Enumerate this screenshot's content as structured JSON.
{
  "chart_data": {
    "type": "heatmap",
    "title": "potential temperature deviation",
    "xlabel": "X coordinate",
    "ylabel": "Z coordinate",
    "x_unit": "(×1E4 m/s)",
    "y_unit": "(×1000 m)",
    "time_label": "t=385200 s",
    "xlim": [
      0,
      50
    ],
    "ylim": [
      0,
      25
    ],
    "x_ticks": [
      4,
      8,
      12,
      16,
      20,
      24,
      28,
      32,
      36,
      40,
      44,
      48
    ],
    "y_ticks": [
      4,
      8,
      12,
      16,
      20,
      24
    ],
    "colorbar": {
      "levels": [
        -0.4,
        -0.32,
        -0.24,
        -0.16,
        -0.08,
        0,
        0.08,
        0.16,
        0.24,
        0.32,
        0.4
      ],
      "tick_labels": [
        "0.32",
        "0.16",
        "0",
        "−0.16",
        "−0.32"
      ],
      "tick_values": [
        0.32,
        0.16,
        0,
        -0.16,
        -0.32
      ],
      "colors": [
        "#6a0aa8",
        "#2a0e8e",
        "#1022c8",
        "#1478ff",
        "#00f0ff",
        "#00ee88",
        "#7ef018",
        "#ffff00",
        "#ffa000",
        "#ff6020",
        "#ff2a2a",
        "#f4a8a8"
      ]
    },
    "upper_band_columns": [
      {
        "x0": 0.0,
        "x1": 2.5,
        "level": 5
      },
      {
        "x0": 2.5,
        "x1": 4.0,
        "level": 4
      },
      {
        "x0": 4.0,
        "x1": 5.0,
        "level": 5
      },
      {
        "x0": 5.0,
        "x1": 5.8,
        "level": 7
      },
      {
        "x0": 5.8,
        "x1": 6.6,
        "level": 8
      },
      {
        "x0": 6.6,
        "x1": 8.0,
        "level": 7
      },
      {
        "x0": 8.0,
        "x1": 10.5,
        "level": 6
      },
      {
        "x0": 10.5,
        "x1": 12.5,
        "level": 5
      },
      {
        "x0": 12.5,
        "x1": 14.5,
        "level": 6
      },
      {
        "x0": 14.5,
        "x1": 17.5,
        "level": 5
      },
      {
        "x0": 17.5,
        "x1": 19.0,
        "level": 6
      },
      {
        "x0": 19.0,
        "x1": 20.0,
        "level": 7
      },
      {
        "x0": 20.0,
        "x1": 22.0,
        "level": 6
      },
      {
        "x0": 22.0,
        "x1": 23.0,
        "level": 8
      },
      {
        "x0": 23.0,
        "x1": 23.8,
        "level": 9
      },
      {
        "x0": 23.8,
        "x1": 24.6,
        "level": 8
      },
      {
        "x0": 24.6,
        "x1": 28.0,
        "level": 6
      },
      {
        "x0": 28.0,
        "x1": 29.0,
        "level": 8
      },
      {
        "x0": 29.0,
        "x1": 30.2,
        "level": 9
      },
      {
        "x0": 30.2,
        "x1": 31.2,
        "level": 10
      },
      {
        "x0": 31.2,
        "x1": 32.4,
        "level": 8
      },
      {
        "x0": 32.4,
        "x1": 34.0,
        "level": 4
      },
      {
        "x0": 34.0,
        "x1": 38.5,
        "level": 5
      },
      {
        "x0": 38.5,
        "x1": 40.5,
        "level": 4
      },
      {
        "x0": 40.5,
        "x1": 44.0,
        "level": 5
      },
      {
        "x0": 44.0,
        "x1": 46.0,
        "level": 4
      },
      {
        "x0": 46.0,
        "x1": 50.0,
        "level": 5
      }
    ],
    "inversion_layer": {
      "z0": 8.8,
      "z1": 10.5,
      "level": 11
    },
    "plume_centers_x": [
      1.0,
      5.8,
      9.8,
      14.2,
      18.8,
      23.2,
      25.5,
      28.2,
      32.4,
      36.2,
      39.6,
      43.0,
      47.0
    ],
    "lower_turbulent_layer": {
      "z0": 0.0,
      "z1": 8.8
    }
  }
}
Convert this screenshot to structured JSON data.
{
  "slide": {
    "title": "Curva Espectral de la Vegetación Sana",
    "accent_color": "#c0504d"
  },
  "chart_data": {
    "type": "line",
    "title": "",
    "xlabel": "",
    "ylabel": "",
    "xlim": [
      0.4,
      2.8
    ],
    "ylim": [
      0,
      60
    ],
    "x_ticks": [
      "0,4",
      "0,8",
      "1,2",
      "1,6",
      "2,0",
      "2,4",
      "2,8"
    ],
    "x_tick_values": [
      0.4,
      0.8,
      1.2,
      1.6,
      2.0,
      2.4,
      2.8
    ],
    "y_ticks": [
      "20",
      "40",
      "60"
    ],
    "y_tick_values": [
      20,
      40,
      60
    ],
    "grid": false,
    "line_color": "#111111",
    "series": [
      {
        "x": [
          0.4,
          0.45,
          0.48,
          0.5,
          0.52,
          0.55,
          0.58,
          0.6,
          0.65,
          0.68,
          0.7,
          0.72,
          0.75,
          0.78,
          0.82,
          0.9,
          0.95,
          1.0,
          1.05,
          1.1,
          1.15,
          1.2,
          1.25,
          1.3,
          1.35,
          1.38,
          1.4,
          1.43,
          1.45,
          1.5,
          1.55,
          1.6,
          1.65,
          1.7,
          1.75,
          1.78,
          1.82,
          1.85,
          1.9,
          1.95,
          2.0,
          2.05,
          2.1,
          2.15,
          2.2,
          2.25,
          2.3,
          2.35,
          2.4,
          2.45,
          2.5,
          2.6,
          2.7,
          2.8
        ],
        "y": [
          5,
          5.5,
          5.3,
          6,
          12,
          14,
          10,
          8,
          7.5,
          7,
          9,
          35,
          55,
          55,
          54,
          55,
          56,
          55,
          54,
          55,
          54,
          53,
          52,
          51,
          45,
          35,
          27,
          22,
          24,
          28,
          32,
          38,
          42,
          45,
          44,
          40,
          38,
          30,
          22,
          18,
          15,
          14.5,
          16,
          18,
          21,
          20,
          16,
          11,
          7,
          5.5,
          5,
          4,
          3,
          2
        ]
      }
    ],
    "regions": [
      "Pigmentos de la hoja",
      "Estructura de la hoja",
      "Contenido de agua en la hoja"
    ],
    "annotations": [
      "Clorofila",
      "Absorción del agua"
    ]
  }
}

◆ **What is expected**
Return the entries above exactly as they appear.

◆ **Exercise result**
Enumerate this screenshot's content as structured JSON.
{
  "chart_data": {
    "type": "heatmap",
    "title": "potential temperature deviation",
    "xlabel": "X coordinate",
    "ylabel": "Z coordinate",
    "x_unit": "(×1E4 m/s)",
    "y_unit": "(×1000 m)",
    "time_label": "t=385200 s",
    "xlim": [
      0,
      50
    ],
    "ylim": [
      0,
      25
    ],
    "x_ticks": [
      4,
      8,
      12,
      16,
      20,
      24,
      28,
      32,
      36,
      40,
      44,
      48
    ],
    "y_ticks": [
      4,
      8,
      12,
      16,
      20,
      24
    ],
    "colorbar": {
      "levels": [
        -0.4,
        -0.32,
        -0.24,
        -0.16,
        -0.08,
        0,
        0.08,
        0.16,
        0.24,
        0.32,
        0.4
      ],
      "tick_labels": [
        "0.32",
        "0.16",
        "0",
        "−0.16",
        "−0.32"
      ],
      "tick_values": [
        0.32,
        0.16,
        0,
        -0.16,
        -0.32
      ],
      "colors": [
        "#6a0aa8",
        "#2a0e8e",
        "#1022c8",
        "#1478ff",
        "#00f0ff",
        "#00ee88",
        "#7ef018",
        "#ffff00",
        "#ffa000",
        "#ff6020",
        "#ff2a2a",
        "#f4a8a8"
      ]
    },
    "upper_band_columns": [
      {
        "x0": 0.0,
        "x1": 2.5,
        "level": 5
      },
      {
        "x0": 2.5,
        "x1": 4.0,
        "level": 4
      },
      {
        "x0": 4.0,
        "x1": 5.0,
        "level": 5
      },
      {
        "x0": 5.0,
        "x1": 5.8,
        "level": 7
      },
      {
        "x0": 5.8,
        "x1": 6.6,
        "level": 8
      },
      {
        "x0": 6.6,
        "x1": 8.0,
        "level": 7
      },
      {
        "x0": 8.0,
        "x1": 10.5,
        "level": 6
      },
      {
        "x0": 10.5,
        "x1": 12.5,
        "level": 5
      },
      {
        "x0": 12.5,
        "x1": 14.5,
        "level": 6
      },
      {
        "x0": 14.5,
        "x1": 17.5,
        "level": 5
      },
      {
        "x0": 17.5,
        "x1": 19.0,
        "level": 6
      },
      {
        "x0": 19.0,
        "x1": 20.0,
        "level": 7
      },
      {
        "x0": 20.0,
        "x1": 22.0,
        "level": 6
      },
      {
        "x0": 22.0,
        "x1": 23.0,
        "level": 8
      },
      {
        "x0": 23.0,
        "x1": 23.8,
        "level": 9
      },
      {
        "x0": 23.8,
        "x1": 24.6,
        "level": 8
      },
      {
        "x0": 24.6,
        "x1": 28.0,
        "level": 6
      },
      {
        "x0": 28.0,
        "x1": 29.0,
        "level": 8
      },
      {
        "x0": 29.0,
        "x1": 30.2,
        "level": 9
      },
      {
        "x0": 30.2,
        "x1": 31.2,
        "level": 10
      },
      {
        "x0": 31.2,
        "x1": 32.4,
        "level": 8
      },
      {
        "x0": 32.4,
        "x1": 34.0,
        "level": 4
      },
      {
        "x0": 34.0,
        "x1": 38.5,
        "level": 5
      },
      {
        "x0": 38.5,
        "x1": 40.5,
        "level": 4
      },
      {
        "x0": 40.5,
        "x1": 44.0,
        "level": 5
      },
      {
        "x0": 44.0,
        "x1": 46.0,
        "level": 4
      },
      {
        "x0": 46.0,
        "x1": 50.0,
        "level": 5
      }
    ],
    "inversion_layer": {
      "z0": 8.8,
      "z1": 10.5,
      "level": 11
    },
    "plume_centers_x": [
      1.0,
      5.8,
      9.8,
      14.2,
      18.8,
      23.2,
      25.5,
      28.2,
      32.4,
      36.2,
      39.6,
      43.0,
      47.0
    ],
    "lower_turbulent_layer": {
      "z0": 0.0,
      "z1": 8.8
    }
  }
}
Convert this screenshot to structured JSON data.
{
  "slide": {
    "title": "Curva Espectral de la Vegetación Sana",
    "accent_color": "#c0504d"
  },
  "chart_data": {
    "type": "line",
    "title": "",
    "xlabel": "",
    "ylabel": "",
    "xlim": [
      0.4,
      2.8
    ],
    "ylim": [
      0,
      60
    ],
    "x_ticks": [
      "0,4",
      "0,8",
      "1,2",
      "1,6",
      "2,0",
      "2,4",
      "2,8"
    ],
    "x_tick_values": [
      0.4,
      0.8,
      1.2,
      1.6,
      2.0,
      2.4,
      2.8
    ],
    "y_ticks": [
      "20",
      "40",
      "60"
    ],
    "y_tick_values": [
      20,
      40,
      60
    ],
    "grid": false,
    "line_color": "#111111",
    "series": [
      {
        "x": [
          0.4,
          0.45,
          0.48,
          0.5,
          0.52,
          0.55,
          0.58,
          0.6,
          0.65,
          0.68,
          0.7,
          0.72,
          0.75,
          0.78,
          0.82,
          0.9,
          0.95,
          1.0,
          1.05,
          1.1,
          1.15,
          1.2,
          1.25,
          1.3,
          1.35,
          1.38,
          1.4,
          1.43,
          1.45,
          1.5,
          1.55,
          1.6,
          1.65,
          1.7,
          1.75,
          1.78,
          1.82,
          1.85,
          1.9,
          1.95,
          2.0,
          2.05,
          2.1,
          2.15,
          2.2,
          2.25,
          2.3,
          2.35,
          2.4,
          2.45,
          2.5,
          2.6,
          2.7,
          2.8
        ],
        "y": [
          5,
          5.5,
          5.3,
          6,
          12,
          14,
          10,
          8,
          7.5,
          7,
          9,
          35,
          55,
          55,
          54,
          55,
          56,
          55,
          54,
          55,
          54,
          53,
          52,
          51,
          45,
          35,
          27,
          22,
          24,
          28,
          32,
          38,
          42,
          45,
          44,
          40,
          38,
          30,
          22,
          18,
          15,
          14.5,
          16,
          18,
          21,
          20,
          16,
          11,
          7,
          5.5,
          5,
          4,
          3,
          2
        ]
      }
    ],
    "regions": [
      "Pigmentos de la hoja",
      "Estructura de la hoja",
      "Contenido de agua en la hoja"
    ],
    "annotations": [
      "Clorofila",
      "Absorción del agua"
    ]
  }
}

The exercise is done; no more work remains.